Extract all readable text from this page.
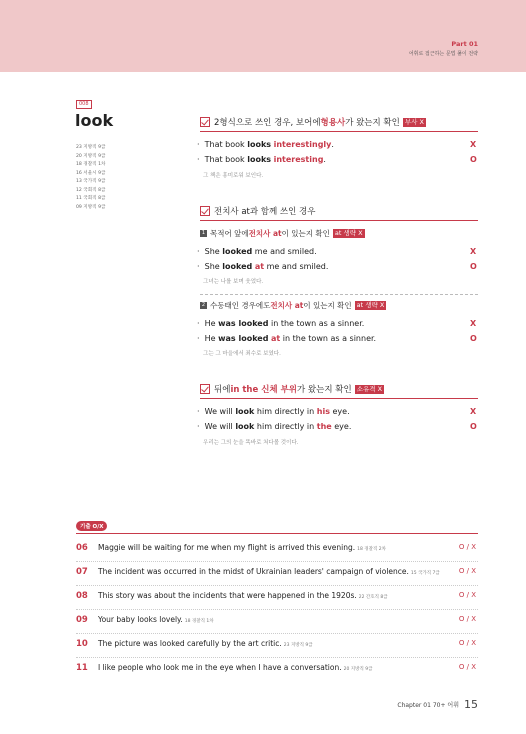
Part 01
어휘로 접근하는 문법 풀이 전략
008
look
23 지방직 9급
20 지방직 9급
18 경찰직 1차
16 서울시 9급
13 국가직 9급
12 국회직 8급
11 국회직 8급
09 지방직 9급
2형식으로 쓰인 경우, 보어에 형용사 가 왔는지 확인 부사 X
·  That book looks interestingly.	X
·  That book looks interesting.	O
그 책은 흥미로워 보인다.
전치사 at과 함께 쓰인 경우
1 목적어 앞에 전치사 at 이 있는지 확인 at 생략 X
·  She looked me and smiled.	X
·  She looked at me and smiled.	O
그녀는 나를 보며 웃었다.
2 수동태인 경우에도 전치사 at 이 있는지 확인 at 생략 X
·  He was looked in the town as a sinner.	X
·  He was looked at in the town as a sinner.	O
그는 그 마을에서 죄수로 보였다.
뒤에 in the 신체 부위 가 왔는지 확인 소유격 X
·  We will look him directly in his eye.	X
·  We will look him directly in the eye.	O
우리는 그의 눈을 똑바로 쳐다볼 것이다.
기출 O/X
06 Maggie will be waiting for me when my flight is arrived this evening. 18 경찰직 2차	O / X
07 The incident was occurred in the midst of Ukrainian leaders' campaign of violence. 15 국가직 7급	O / X
08 This story was about the incidents that were happened in the 1920s. 22 간호직 8급	O / X
09 Your baby looks lovely. 18 경찰직 1차	O / X
10 The picture was looked carefully by the art critic. 23 지방직 9급	O / X
11 I like people who look me in the eye when I have a conversation. 20 지방직 9급	O / X
Chapter 01 70+ 어휘 15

——————————

__Directions__.
Report back each line of the entries that holds the string "looks".

__Correct result__.
·  That book looks interestingly.	X
·  That book looks interesting.	O
09 Your baby looks lovely. 18 경찰직 1차	O / X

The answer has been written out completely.